Pull out every line containing the string "CBFl".

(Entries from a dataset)
<<<<

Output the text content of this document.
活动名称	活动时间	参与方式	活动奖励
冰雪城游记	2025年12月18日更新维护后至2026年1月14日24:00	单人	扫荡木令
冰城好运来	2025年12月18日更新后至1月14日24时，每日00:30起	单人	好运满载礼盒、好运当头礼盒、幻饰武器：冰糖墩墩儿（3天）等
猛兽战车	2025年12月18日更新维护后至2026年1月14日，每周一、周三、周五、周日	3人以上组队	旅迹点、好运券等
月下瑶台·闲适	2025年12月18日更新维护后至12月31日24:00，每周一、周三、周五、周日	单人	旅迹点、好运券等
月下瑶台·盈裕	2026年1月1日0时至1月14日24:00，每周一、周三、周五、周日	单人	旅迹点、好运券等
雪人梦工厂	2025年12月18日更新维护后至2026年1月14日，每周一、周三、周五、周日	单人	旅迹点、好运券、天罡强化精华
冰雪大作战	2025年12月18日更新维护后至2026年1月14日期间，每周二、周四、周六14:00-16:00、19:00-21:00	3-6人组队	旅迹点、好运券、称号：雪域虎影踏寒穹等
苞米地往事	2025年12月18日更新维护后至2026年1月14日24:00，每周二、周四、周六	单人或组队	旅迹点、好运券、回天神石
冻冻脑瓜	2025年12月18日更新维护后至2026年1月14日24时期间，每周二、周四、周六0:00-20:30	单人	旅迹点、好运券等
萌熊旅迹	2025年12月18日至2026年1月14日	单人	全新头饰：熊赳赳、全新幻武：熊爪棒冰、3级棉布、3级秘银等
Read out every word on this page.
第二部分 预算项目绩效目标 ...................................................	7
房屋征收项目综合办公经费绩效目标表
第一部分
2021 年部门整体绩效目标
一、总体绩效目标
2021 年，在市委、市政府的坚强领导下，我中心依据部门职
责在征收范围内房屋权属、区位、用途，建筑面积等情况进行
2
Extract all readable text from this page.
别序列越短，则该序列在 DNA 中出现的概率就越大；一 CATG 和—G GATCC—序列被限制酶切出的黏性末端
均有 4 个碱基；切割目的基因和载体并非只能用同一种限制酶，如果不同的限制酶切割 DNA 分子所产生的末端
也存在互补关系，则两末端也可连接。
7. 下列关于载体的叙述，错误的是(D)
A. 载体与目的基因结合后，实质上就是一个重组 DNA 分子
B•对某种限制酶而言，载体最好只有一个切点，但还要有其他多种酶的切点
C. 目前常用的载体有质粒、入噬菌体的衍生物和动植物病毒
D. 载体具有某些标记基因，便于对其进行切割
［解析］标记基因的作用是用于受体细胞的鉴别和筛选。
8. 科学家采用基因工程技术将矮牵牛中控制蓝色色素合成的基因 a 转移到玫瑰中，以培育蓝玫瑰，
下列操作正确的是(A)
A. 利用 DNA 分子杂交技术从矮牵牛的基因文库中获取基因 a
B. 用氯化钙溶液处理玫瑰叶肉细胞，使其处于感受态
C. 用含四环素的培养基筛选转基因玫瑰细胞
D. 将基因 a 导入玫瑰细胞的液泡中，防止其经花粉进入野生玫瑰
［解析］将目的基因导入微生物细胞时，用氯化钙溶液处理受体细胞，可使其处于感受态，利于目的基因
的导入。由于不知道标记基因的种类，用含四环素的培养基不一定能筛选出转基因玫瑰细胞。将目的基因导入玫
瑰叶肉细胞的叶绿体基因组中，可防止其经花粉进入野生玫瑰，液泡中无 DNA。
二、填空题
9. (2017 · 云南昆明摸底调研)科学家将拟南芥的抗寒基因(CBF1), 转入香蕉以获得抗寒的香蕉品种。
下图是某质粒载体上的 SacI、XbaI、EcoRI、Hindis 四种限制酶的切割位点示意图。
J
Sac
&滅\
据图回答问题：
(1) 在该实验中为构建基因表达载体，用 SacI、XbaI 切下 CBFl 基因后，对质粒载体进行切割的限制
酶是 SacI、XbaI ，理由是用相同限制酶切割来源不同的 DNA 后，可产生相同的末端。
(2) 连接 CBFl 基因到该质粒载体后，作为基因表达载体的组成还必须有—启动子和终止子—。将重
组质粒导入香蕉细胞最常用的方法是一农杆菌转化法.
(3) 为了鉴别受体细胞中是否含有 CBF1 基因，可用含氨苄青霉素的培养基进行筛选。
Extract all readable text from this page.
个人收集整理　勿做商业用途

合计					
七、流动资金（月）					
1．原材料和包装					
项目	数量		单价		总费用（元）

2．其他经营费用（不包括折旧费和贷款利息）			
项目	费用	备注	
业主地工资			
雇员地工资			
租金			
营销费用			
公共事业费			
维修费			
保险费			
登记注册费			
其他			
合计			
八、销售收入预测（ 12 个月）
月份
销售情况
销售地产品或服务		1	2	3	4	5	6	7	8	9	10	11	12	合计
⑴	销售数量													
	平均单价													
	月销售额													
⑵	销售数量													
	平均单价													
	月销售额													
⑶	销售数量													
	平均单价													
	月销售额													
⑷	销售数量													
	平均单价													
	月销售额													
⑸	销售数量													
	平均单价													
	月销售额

>>>>

## [FINAL RESULT]
(1) 在该实验中为构建基因表达载体，用 SacI、XbaI 切下 CBFl 基因后，对质粒载体进行切割的限制
(2) 连接 CBFl 基因到该质粒载体后，作为基因表达载体的组成还必须有—启动子和终止子—。将重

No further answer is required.